### PASSAGE EXTRAIT ###

SAW II (2005)
Darren Lynn Bousman
Par Jean-François Vandeuren
Nous avions toutes les raisons du monde d’appréhender avec
réticence ce second volet au tout de même prenant Saw
paru en 2004, lequel n’échappa toutefois pas aux critiques
peu élogieuses de certains qui attaquèrent, à tord
ou à raison, l’invraisemblance générale de
son récit. On se croirait maintenant revenu tout droit dans les
années 80 en voyant une suite débarquer sur les écrans
l’année suivante pour tenter, à première
vue, de recréer de peine et de misère le sentiment d’inconfort
que le premier épisode réussit à installer chez
un public généralement peu familier avec une telle forme
de sadisme. Que la formule ait perdu de sa vivacité aurait été
un phénomène tout ce qu’il y a de plus prévisible,
mais étonnamment, le film de Darren Lynn Bousman réussira
sans trop de difficultés à entrainer de nouveau ceux qui
avaient déjà trouvé leur compte avec l’effort
de James Wan. Saw 2 nous convit évidemment à
une suite dont la mise en situation fut élaborée de manière
exponentielle par rapport à celle du premier volet, mais Bousman
s’est tout de même permis de trafiquer la facture originale
pour en accentuer l’impact et la rendre, aussi étrange
que cela puisse paraitre, un peu plus crédible.
Saw 2 nous réintroduit donc aux stratagèmes de
l’imaginaire tordu du tueur que les médias ont affectueusement
surnommé Jigsaw. Cette fois, l’intrigue principale du film
nous transporte dans une maison délabrée où sept
individus sont retenus prisonniers et respirent depuis leur entrée
dans la demeure un gaz toxique qui les tuera d’ici quelques heures.
Le film de Bousman emprunte ainsi les traits d’un Fort Boyard
sadique dans lequel les participants ne sont pas récompensés
par des clés, mais plutôt par des seringues contenant l’antidote
au poison qu’ils respirent, lesquelles furent dissimulées
un peu partout dans la maison sous forme d’énigmes et de
machinations grotesques, chacune destinée à un concurrent
en particulier. Pendant ce temps, notre bon vieux Jigsaw est retenu
prisonnier par une meute de policiers croyant avoir l’affaire
bien en main, en particulier un détective dont le fils fait parti
des sept individus en question.

### ENTRÉES DE DONNÉES ###

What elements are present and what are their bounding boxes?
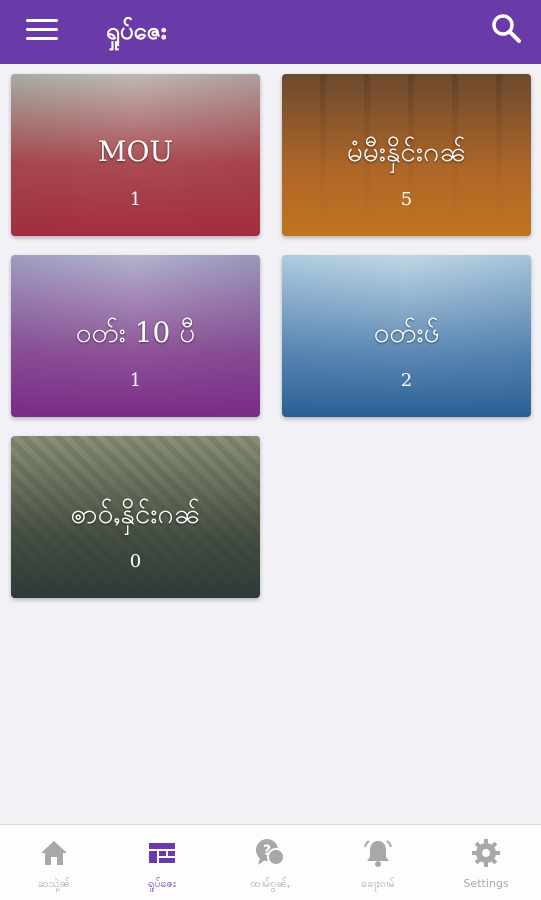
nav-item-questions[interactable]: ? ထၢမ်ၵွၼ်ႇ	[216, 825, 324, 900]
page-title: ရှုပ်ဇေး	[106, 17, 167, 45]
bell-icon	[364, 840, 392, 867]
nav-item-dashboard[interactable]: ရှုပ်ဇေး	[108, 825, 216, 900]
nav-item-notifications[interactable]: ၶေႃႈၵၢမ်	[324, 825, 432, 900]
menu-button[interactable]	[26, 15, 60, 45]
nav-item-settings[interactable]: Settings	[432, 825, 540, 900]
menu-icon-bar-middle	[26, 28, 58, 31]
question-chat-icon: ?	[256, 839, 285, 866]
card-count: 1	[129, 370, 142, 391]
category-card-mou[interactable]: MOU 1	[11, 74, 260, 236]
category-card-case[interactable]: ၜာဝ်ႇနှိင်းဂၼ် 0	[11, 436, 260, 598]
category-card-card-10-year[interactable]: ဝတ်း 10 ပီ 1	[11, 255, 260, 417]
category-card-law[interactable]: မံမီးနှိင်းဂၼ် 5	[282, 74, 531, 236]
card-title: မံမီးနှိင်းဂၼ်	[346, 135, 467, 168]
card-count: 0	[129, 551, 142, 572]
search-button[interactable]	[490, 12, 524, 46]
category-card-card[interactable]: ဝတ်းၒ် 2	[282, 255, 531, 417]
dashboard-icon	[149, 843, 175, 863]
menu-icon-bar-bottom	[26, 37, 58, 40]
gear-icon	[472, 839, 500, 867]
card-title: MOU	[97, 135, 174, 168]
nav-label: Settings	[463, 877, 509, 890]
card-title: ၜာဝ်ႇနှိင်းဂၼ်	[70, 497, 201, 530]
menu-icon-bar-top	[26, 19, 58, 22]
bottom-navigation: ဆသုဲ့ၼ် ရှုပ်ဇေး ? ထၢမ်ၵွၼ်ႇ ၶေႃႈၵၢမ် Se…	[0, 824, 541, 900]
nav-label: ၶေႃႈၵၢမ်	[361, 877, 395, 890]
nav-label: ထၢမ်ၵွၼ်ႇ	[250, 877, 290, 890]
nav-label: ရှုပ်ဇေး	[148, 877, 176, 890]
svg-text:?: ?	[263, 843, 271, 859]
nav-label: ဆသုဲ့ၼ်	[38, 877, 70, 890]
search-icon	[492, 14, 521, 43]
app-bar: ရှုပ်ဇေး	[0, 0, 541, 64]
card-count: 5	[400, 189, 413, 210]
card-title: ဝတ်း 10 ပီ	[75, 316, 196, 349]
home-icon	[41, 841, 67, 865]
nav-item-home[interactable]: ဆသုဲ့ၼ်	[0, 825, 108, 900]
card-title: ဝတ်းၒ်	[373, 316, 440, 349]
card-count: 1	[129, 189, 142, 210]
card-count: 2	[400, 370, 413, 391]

###

▶ _CONSIGNE_
Recopiez sans rien changer tout le passage de la critique de Saw II qui va de « Le film de Bousman » jusqu’à « individus en question. ».

▶ _RÉPONSE ATTENDUE_
Le film de Bousman emprunte ainsi les traits d’un Fort Boyard
sadique dans lequel les participants ne sont pas récompensés
par des clés, mais plutôt par des seringues contenant l’antidote
au poison qu’ils respirent, lesquelles furent dissimulées
un peu partout dans la maison sous forme d’énigmes et de
machinations grotesques, chacune destinée à un concurrent
en particulier. Pendant ce temps, notre bon vieux Jigsaw est retenu
prisonnier par une meute de policiers croyant avoir l’affaire
bien en main, en particulier un détective dont le fils fait parti
des sept individus en question.